State only the count of lines in the listing below that hold "Time".
-- begin Entries supplied --
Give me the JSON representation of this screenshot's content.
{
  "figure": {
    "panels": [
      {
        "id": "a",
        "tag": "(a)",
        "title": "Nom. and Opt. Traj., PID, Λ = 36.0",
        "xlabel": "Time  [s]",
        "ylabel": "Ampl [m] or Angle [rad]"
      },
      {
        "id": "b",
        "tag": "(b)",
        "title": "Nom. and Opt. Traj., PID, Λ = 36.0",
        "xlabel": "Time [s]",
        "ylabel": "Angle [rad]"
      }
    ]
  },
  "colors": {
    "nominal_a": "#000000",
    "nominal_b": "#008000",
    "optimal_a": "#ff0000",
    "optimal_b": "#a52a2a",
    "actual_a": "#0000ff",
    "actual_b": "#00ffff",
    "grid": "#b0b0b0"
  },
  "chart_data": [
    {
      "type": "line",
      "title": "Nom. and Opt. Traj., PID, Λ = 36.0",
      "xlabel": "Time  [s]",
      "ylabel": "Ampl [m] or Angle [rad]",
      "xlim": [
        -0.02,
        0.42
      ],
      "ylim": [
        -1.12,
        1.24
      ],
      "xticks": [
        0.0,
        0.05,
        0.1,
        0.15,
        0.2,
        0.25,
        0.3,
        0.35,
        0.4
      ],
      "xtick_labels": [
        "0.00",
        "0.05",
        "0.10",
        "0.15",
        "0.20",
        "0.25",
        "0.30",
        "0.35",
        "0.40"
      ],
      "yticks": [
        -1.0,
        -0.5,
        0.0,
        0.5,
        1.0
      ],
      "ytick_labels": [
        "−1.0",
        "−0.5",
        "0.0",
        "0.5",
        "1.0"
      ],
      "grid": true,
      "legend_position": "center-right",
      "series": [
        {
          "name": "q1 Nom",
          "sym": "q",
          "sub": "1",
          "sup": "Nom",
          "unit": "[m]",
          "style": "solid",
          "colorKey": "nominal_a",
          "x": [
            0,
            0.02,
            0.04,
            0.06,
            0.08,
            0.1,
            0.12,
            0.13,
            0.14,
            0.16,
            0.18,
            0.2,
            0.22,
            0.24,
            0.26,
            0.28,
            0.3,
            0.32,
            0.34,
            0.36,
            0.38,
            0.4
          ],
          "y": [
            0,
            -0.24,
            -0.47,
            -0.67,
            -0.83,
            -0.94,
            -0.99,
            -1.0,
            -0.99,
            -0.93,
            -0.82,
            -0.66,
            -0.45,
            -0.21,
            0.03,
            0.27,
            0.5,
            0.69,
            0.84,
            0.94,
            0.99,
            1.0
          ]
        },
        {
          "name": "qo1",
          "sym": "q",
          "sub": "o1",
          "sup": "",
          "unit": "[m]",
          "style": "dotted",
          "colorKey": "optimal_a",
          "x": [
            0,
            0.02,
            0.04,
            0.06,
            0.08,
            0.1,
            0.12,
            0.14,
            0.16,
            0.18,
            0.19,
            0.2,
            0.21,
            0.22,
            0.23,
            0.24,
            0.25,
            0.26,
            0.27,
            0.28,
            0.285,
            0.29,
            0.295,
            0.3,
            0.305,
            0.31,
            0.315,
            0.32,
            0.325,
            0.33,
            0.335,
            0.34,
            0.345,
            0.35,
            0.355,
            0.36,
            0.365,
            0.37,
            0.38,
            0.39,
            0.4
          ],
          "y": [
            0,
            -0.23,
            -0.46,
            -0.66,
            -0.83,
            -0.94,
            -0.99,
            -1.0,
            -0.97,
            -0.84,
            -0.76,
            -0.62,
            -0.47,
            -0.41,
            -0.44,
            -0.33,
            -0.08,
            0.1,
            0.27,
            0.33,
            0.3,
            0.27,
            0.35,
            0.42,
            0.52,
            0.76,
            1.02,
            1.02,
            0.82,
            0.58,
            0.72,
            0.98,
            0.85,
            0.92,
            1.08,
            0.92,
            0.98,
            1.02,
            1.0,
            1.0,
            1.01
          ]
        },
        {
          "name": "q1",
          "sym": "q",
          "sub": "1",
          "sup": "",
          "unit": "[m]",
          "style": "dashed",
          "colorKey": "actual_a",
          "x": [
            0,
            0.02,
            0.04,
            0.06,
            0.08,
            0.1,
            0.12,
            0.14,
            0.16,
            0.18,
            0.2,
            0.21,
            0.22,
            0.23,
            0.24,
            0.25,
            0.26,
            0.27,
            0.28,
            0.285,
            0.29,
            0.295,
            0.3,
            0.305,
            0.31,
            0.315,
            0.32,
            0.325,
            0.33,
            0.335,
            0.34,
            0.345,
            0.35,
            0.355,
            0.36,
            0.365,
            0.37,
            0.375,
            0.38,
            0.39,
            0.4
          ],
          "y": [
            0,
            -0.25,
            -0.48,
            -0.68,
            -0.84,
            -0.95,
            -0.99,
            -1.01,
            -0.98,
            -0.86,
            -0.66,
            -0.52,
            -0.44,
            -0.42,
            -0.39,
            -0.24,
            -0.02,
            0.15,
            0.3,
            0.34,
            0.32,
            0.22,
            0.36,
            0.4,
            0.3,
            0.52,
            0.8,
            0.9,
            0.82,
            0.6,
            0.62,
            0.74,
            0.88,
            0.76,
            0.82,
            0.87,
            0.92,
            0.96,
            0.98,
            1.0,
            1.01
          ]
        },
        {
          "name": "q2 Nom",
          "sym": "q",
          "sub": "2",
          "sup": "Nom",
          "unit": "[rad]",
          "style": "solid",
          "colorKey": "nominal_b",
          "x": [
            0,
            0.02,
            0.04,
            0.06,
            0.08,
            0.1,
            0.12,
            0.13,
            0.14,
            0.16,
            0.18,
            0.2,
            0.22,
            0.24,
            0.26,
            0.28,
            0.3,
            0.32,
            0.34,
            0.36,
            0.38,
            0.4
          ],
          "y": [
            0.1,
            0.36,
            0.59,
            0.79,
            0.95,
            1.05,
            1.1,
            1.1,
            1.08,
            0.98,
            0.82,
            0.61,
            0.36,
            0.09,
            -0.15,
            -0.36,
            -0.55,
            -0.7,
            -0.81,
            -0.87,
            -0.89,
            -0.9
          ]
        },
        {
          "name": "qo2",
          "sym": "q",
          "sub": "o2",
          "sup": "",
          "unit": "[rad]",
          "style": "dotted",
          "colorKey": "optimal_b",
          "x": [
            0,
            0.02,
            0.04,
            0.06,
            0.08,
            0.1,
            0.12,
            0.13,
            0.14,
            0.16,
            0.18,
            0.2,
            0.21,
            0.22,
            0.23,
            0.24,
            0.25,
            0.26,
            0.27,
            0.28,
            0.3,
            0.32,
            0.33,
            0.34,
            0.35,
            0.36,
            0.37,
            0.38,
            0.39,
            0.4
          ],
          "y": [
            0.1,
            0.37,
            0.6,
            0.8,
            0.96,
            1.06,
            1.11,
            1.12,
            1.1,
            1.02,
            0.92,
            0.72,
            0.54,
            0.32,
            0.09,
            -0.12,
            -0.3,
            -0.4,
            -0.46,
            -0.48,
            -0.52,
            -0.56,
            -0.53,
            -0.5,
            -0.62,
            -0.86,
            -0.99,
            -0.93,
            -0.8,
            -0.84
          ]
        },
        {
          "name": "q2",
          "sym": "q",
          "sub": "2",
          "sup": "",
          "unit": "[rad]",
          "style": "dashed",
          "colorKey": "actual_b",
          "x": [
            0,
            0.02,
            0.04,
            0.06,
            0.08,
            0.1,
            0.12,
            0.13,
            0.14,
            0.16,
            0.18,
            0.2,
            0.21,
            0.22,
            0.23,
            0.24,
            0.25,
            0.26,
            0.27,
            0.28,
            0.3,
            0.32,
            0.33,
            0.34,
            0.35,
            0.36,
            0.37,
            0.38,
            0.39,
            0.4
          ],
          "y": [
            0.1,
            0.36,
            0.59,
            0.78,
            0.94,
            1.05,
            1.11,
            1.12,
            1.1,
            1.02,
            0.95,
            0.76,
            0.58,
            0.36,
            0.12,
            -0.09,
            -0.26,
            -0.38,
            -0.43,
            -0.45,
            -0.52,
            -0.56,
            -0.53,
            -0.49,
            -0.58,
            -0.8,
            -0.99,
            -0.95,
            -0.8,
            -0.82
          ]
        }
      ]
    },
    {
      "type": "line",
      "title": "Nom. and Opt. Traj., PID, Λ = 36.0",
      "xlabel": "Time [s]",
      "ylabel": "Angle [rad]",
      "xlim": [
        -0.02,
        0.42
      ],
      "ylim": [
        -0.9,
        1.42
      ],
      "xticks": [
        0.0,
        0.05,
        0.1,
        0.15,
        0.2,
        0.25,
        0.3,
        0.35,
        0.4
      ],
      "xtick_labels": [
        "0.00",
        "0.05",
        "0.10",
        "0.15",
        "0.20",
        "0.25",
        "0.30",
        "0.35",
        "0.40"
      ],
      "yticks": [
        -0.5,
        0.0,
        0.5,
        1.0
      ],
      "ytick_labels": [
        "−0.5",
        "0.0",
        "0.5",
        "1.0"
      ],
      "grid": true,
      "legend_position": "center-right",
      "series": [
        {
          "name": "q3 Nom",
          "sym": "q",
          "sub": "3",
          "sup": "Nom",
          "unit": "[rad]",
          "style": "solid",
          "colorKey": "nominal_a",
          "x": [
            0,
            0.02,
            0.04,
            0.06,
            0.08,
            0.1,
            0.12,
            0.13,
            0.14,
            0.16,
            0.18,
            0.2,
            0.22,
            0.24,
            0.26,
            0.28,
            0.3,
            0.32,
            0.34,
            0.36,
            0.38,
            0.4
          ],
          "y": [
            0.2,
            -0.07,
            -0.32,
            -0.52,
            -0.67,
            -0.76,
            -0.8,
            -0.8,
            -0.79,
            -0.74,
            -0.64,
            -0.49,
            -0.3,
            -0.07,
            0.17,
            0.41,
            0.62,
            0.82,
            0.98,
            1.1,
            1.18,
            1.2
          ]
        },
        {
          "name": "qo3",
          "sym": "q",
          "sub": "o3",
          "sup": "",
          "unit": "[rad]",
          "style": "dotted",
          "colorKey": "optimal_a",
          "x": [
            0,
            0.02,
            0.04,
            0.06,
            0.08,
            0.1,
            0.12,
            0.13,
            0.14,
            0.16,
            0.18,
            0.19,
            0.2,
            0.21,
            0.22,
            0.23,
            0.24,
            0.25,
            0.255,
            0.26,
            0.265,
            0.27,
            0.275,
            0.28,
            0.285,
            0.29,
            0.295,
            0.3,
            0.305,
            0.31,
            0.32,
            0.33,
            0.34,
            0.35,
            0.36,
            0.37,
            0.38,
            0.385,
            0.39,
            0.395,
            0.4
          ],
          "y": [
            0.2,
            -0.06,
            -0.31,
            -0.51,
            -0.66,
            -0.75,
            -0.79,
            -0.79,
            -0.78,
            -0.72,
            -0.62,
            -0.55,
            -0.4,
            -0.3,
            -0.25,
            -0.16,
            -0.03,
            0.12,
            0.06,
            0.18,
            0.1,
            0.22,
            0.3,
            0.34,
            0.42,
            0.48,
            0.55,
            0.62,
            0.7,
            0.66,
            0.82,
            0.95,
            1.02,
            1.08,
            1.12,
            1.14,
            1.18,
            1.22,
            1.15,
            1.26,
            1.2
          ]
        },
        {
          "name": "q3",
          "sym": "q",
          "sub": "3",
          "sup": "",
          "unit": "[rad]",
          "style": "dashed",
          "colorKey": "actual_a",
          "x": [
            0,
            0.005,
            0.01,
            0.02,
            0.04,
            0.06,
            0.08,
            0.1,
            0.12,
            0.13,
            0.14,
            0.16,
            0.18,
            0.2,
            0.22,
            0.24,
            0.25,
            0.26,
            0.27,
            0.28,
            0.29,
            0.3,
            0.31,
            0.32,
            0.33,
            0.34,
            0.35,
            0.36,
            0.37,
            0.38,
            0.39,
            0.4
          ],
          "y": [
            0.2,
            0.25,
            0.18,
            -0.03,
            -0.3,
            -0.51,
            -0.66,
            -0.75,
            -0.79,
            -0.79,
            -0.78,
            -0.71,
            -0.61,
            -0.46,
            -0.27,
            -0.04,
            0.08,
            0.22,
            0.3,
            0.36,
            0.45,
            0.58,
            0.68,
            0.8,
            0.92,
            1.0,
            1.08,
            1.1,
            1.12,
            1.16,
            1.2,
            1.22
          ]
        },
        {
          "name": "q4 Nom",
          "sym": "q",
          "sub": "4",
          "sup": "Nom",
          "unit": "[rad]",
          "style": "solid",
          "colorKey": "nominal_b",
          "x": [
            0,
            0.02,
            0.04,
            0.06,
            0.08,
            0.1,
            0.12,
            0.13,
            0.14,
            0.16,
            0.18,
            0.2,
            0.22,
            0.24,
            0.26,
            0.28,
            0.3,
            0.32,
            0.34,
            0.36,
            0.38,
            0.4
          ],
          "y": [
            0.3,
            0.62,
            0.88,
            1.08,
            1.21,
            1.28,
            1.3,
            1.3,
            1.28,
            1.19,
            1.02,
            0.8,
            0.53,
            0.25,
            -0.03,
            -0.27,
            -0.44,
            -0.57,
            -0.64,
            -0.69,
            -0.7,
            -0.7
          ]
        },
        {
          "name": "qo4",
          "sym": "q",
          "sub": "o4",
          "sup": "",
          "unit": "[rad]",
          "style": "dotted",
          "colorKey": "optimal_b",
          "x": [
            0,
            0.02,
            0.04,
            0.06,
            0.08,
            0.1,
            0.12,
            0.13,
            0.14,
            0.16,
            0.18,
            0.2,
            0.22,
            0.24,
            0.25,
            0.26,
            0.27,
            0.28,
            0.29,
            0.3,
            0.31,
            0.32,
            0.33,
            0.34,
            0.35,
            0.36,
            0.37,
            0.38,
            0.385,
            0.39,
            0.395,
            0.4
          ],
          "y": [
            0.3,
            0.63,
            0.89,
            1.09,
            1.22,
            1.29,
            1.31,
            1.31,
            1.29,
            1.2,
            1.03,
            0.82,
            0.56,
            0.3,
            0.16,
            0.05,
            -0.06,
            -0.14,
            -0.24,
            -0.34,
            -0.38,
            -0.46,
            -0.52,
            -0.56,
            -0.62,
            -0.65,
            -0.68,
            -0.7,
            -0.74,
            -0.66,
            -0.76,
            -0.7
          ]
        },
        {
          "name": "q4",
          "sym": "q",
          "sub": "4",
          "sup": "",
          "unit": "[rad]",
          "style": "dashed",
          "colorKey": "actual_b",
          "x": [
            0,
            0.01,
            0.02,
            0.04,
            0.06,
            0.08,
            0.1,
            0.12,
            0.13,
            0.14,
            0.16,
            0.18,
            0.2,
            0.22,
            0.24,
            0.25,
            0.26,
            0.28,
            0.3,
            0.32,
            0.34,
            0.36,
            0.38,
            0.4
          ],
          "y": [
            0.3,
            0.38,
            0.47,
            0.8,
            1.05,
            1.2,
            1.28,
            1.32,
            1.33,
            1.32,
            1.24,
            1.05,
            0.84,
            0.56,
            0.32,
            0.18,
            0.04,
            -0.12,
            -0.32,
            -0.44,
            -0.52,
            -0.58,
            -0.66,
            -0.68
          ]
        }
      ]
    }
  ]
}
-- end Entries supplied --
**Complete output**
4